### Task description
Please pull out each line of the data below that contains the word "rail", and copy those lines unchanged.

### Material to process

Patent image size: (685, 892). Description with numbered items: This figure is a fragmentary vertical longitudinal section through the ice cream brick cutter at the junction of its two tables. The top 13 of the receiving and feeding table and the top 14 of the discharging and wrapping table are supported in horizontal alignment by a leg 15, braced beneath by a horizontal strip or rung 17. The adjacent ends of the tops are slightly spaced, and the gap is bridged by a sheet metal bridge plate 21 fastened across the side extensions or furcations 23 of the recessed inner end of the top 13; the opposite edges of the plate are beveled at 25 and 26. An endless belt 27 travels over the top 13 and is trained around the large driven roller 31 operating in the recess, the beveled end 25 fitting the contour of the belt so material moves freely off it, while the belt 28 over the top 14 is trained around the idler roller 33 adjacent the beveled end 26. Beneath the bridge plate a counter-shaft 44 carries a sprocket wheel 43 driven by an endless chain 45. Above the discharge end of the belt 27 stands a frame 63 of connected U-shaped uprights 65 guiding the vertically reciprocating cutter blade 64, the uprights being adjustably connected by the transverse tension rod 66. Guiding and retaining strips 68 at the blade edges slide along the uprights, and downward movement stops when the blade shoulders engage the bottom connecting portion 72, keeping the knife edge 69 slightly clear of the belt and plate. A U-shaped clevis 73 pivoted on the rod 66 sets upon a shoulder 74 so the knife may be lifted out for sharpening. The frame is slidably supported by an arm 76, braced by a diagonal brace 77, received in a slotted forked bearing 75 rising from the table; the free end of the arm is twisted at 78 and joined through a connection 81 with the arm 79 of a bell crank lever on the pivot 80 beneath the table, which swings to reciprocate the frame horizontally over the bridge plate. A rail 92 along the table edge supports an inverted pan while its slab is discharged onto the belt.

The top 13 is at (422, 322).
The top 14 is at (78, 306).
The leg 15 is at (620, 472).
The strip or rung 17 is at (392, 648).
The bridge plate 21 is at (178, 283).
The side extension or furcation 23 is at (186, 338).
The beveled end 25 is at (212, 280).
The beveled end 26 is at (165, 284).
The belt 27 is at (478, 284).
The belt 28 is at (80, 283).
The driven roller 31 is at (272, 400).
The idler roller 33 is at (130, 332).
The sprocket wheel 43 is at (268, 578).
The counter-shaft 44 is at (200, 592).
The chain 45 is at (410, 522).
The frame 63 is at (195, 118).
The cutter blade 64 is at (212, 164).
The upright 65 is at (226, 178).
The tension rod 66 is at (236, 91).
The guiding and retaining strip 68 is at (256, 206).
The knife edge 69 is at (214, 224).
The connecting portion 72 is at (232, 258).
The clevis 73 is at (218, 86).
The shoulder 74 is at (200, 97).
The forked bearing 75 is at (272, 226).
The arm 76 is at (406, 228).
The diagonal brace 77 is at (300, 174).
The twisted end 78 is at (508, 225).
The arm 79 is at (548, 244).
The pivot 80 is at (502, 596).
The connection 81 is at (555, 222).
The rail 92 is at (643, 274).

### Result of the exercise
Patent image size: (685, 892). Description with numbered items: This figure is a fragmentary vertical longitudinal section through the ice cream brick cutter at the junction of its two tables. The top 13 of the receiving and feeding table and the top 14 of the discharging and wrapping table are supported in horizontal alignment by a leg 15, braced beneath by a horizontal strip or rung 17. The adjacent ends of the tops are slightly spaced, and the gap is bridged by a sheet metal bridge plate 21 fastened across the side extensions or furcations 23 of the recessed inner end of the top 13; the opposite edges of the plate are beveled at 25 and 26. An endless belt 27 travels over the top 13 and is trained around the large driven roller 31 operating in the recess, the beveled end 25 fitting the contour of the belt so material moves freely off it, while the belt 28 over the top 14 is trained around the idler roller 33 adjacent the beveled end 26. Beneath the bridge plate a counter-shaft 44 carries a sprocket wheel 43 driven by an endless chain 45. Above the discharge end of the belt 27 stands a frame 63 of connected U-shaped uprights 65 guiding the vertically reciprocating cutter blade 64, the uprights being adjustably connected by the transverse tension rod 66. Guiding and retaining strips 68 at the blade edges slide along the uprights, and downward movement stops when the blade shoulders engage the bottom connecting portion 72, keeping the knife edge 69 slightly clear of the belt and plate. A U-shaped clevis 73 pivoted on the rod 66 sets upon a shoulder 74 so the knife may be lifted out for sharpening. The frame is slidably supported by an arm 76, braced by a diagonal brace 77, received in a slotted forked bearing 75 rising from the table; the free end of the arm is twisted at 78 and joined through a connection 81 with the arm 79 of a bell crank lever on the pivot 80 beneath the table, which swings to reciprocate the frame horizontally over the bridge plate. A rail 92 along the table edge supports an inverted pan while its slab is discharged onto the belt.
The rail 92 is at (643, 274).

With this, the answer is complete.